_TASK OBJECTIVE_:
Copy every line of the listing exactly.

═══ PROVIDED RECORDS

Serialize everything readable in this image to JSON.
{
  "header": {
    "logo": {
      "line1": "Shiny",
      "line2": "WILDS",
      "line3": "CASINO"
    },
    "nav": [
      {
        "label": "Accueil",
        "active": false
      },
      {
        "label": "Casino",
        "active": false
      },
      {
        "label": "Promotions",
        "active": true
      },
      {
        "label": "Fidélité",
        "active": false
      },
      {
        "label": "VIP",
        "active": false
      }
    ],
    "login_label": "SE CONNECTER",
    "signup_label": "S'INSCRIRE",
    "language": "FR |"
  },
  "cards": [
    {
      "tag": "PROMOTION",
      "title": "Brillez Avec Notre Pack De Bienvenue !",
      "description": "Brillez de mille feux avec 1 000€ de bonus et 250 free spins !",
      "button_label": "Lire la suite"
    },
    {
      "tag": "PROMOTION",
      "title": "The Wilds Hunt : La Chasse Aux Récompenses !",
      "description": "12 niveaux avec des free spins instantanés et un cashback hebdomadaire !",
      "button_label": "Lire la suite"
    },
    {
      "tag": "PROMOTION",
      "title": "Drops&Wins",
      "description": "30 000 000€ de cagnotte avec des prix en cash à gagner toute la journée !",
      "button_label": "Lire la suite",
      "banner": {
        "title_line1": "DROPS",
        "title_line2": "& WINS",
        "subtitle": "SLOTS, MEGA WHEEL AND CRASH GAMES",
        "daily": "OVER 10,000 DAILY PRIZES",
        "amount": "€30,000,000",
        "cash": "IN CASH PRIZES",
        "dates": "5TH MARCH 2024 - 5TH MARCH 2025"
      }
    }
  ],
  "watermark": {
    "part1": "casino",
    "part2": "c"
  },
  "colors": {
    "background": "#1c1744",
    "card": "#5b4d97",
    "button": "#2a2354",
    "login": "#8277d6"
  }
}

══════

_SOLUTION TO THE EXERCISE_:
Serialize everything readable in this image to JSON.
{
  "header": {
    "logo": {
      "line1": "Shiny",
      "line2": "WILDS",
      "line3": "CASINO"
    },
    "nav": [
      {
        "label": "Accueil",
        "active": false
      },
      {
        "label": "Casino",
        "active": false
      },
      {
        "label": "Promotions",
        "active": true
      },
      {
        "label": "Fidélité",
        "active": false
      },
      {
        "label": "VIP",
        "active": false
      }
    ],
    "login_label": "SE CONNECTER",
    "signup_label": "S'INSCRIRE",
    "language": "FR |"
  },
  "cards": [
    {
      "tag": "PROMOTION",
      "title": "Brillez Avec Notre Pack De Bienvenue !",
      "description": "Brillez de mille feux avec 1 000€ de bonus et 250 free spins !",
      "button_label": "Lire la suite"
    },
    {
      "tag": "PROMOTION",
      "title": "The Wilds Hunt : La Chasse Aux Récompenses !",
      "description": "12 niveaux avec des free spins instantanés et un cashback hebdomadaire !",
      "button_label": "Lire la suite"
    },
    {
      "tag": "PROMOTION",
      "title": "Drops&Wins",
      "description": "30 000 000€ de cagnotte avec des prix en cash à gagner toute la journée !",
      "button_label": "Lire la suite",
      "banner": {
        "title_line1": "DROPS",
        "title_line2": "& WINS",
        "subtitle": "SLOTS, MEGA WHEEL AND CRASH GAMES",
        "daily": "OVER 10,000 DAILY PRIZES",
        "amount": "€30,000,000",
        "cash": "IN CASH PRIZES",
        "dates": "5TH MARCH 2024 - 5TH MARCH 2025"
      }
    }
  ],
  "watermark": {
    "part1": "casino",
    "part2": "c"
  },
  "colors": {
    "background": "#1c1744",
    "card": "#5b4d97",
    "button": "#2a2354",
    "login": "#8277d6"
  }
}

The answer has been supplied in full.